- _SELECTED EXTRACT_:
___

FishUSA.com Fishing Tackle

Author Topic: Water Levels  (Read 1046 times)

Mac Attack

  • Sr. Member
  • ***
  • Posts: 10,159
Water Levels
« on: Feb 13, 2022, 09:18 PM »
I went back and looked for the old thread.
Couldn't locate it, so I started a fresh one.

In the BN today -

As Lake Ontario plan revision looms, regulators create new flood forecast tool
Thomas J. Prohaska Feb 13, 2022


The committee working on an overhaul of the plan that governs water-level management in Lake Ontario has developed a computer model that may predict the impact of higher water on lakefront property.

For the first time, the International Joint Commission has technology that can attempt to forecast how many homes and businesses would be flooded in a given area by a specific rise in water levels.

IJC Public Affairs Officer Ed Virden said Tuesday that the first phase of proposed policy changes, zeroing in on response to high water, will be released for a 60-day public comment period around the end of February.

But in the meantime, the Great Lakes-St. Lawrence River Adaptive Management Committee, which insiders call GLAM, has created a tool to help lake-level regulators make better decisions.

___

- _EXTRACTED DATA_:
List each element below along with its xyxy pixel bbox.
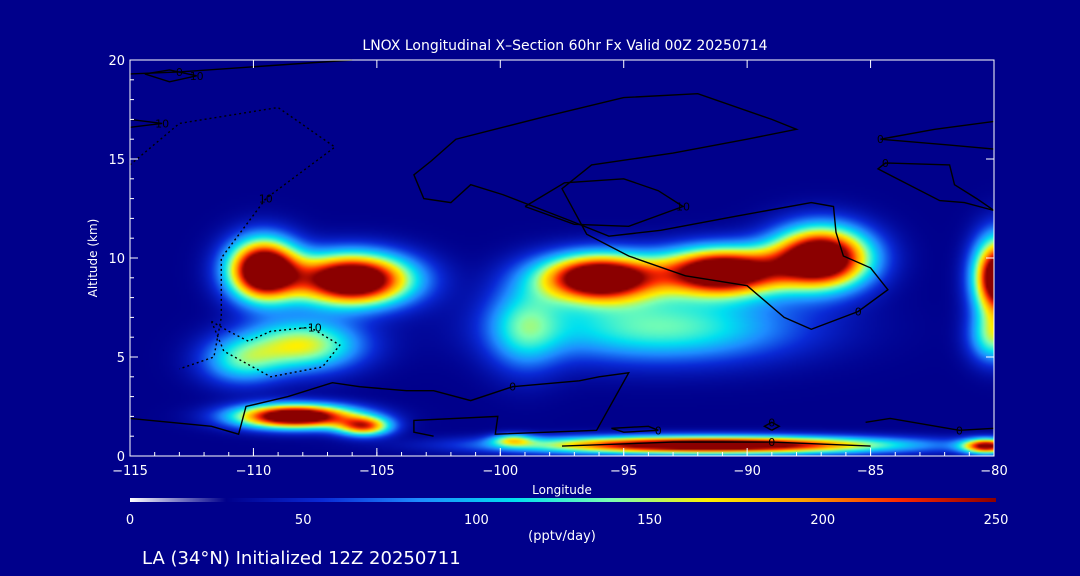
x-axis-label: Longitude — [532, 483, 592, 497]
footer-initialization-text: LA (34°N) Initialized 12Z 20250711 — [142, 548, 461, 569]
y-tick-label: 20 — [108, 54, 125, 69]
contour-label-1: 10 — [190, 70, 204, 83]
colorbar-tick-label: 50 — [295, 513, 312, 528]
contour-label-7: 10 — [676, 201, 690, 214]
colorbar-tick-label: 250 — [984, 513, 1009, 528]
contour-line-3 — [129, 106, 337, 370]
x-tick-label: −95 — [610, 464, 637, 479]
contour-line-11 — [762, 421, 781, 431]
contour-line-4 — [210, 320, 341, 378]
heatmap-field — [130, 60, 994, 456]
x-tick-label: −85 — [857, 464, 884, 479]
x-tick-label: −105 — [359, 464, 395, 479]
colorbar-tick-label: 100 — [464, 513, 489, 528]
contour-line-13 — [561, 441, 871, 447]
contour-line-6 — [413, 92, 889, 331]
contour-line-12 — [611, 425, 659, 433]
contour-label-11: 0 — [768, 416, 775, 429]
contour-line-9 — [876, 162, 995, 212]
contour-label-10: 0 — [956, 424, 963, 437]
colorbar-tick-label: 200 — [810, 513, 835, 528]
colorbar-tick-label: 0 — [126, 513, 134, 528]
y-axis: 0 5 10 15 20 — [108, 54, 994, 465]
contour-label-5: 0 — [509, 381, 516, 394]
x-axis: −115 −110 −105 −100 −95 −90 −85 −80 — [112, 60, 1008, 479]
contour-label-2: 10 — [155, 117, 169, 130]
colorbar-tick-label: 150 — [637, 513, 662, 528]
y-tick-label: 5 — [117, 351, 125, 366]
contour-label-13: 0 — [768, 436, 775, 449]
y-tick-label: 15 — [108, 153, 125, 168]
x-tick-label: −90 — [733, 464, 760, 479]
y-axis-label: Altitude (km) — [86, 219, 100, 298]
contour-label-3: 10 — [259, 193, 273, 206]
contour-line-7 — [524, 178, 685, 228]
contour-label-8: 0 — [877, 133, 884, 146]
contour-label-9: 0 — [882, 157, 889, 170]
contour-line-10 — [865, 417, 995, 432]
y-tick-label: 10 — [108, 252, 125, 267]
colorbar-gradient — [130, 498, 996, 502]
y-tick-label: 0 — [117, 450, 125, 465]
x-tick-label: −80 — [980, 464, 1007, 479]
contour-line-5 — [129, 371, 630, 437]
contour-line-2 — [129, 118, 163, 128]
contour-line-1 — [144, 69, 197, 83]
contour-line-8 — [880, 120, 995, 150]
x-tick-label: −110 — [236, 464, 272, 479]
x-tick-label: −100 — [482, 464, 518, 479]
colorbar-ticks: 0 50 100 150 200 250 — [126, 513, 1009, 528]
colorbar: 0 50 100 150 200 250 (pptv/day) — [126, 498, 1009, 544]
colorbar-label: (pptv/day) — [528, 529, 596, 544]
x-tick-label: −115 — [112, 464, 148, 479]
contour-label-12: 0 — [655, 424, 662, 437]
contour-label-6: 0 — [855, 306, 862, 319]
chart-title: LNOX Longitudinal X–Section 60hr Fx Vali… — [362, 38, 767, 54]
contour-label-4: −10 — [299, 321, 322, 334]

___

- _GOAL OF THE EXERCISE_:
From the water-levels forum thread above, list every name that refers to a person: the poster's screen name plus each person named in the quoted news article.

- _FINISHED TASK_:
- Mac Attack
- Thomas J. Prohaska
- Ed Virden